◆ Given entries ◆
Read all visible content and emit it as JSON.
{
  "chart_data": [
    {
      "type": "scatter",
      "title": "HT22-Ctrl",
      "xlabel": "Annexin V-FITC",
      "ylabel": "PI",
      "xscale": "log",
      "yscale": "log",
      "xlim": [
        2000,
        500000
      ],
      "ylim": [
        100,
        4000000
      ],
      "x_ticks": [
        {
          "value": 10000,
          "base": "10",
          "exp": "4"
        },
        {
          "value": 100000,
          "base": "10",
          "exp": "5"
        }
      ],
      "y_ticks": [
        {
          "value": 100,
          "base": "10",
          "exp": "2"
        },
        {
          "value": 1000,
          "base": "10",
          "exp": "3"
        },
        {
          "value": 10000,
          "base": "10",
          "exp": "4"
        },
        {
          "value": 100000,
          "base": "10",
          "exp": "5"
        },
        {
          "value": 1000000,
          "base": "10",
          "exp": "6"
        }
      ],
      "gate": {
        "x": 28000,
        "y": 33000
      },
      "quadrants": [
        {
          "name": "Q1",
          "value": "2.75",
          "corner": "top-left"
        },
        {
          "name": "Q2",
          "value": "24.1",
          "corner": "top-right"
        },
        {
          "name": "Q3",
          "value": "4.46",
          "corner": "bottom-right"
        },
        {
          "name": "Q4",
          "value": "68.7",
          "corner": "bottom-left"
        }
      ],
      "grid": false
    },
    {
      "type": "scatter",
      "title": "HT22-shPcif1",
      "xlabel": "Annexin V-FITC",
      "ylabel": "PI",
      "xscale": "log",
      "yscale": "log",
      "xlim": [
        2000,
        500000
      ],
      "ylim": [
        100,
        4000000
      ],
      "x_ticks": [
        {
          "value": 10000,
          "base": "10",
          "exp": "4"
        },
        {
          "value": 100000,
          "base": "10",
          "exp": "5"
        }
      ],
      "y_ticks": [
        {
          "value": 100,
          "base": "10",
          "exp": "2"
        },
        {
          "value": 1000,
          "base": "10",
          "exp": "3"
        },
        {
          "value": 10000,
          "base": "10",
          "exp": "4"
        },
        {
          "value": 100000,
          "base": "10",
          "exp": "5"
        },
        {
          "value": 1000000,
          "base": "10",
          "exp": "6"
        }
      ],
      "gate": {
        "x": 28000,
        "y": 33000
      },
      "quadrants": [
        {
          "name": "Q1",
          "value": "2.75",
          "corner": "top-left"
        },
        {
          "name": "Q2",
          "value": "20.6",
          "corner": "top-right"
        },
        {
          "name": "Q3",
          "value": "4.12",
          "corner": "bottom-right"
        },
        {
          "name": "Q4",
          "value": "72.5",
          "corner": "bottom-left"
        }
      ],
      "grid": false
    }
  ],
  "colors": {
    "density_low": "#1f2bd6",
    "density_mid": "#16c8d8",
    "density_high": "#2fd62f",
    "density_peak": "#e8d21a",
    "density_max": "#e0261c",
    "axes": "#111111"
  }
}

◆ Written exercise ◆
Type out the material again exactly as presented.

◆ Expected output ◆
Read all visible content and emit it as JSON.
{
  "chart_data": [
    {
      "type": "scatter",
      "title": "HT22-Ctrl",
      "xlabel": "Annexin V-FITC",
      "ylabel": "PI",
      "xscale": "log",
      "yscale": "log",
      "xlim": [
        2000,
        500000
      ],
      "ylim": [
        100,
        4000000
      ],
      "x_ticks": [
        {
          "value": 10000,
          "base": "10",
          "exp": "4"
        },
        {
          "value": 100000,
          "base": "10",
          "exp": "5"
        }
      ],
      "y_ticks": [
        {
          "value": 100,
          "base": "10",
          "exp": "2"
        },
        {
          "value": 1000,
          "base": "10",
          "exp": "3"
        },
        {
          "value": 10000,
          "base": "10",
          "exp": "4"
        },
        {
          "value": 100000,
          "base": "10",
          "exp": "5"
        },
        {
          "value": 1000000,
          "base": "10",
          "exp": "6"
        }
      ],
      "gate": {
        "x": 28000,
        "y": 33000
      },
      "quadrants": [
        {
          "name": "Q1",
          "value": "2.75",
          "corner": "top-left"
        },
        {
          "name": "Q2",
          "value": "24.1",
          "corner": "top-right"
        },
        {
          "name": "Q3",
          "value": "4.46",
          "corner": "bottom-right"
        },
        {
          "name": "Q4",
          "value": "68.7",
          "corner": "bottom-left"
        }
      ],
      "grid": false
    },
    {
      "type": "scatter",
      "title": "HT22-shPcif1",
      "xlabel": "Annexin V-FITC",
      "ylabel": "PI",
      "xscale": "log",
      "yscale": "log",
      "xlim": [
        2000,
        500000
      ],
      "ylim": [
        100,
        4000000
      ],
      "x_ticks": [
        {
          "value": 10000,
          "base": "10",
          "exp": "4"
        },
        {
          "value": 100000,
          "base": "10",
          "exp": "5"
        }
      ],
      "y_ticks": [
        {
          "value": 100,
          "base": "10",
          "exp": "2"
        },
        {
          "value": 1000,
          "base": "10",
          "exp": "3"
        },
        {
          "value": 10000,
          "base": "10",
          "exp": "4"
        },
        {
          "value": 100000,
          "base": "10",
          "exp": "5"
        },
        {
          "value": 1000000,
          "base": "10",
          "exp": "6"
        }
      ],
      "gate": {
        "x": 28000,
        "y": 33000
      },
      "quadrants": [
        {
          "name": "Q1",
          "value": "2.75",
          "corner": "top-left"
        },
        {
          "name": "Q2",
          "value": "20.6",
          "corner": "top-right"
        },
        {
          "name": "Q3",
          "value": "4.12",
          "corner": "bottom-right"
        },
        {
          "name": "Q4",
          "value": "72.5",
          "corner": "bottom-left"
        }
      ],
      "grid": false
    }
  ],
  "colors": {
    "density_low": "#1f2bd6",
    "density_mid": "#16c8d8",
    "density_high": "#2fd62f",
    "density_peak": "#e8d21a",
    "density_max": "#e0261c",
    "axes": "#111111"
  }
}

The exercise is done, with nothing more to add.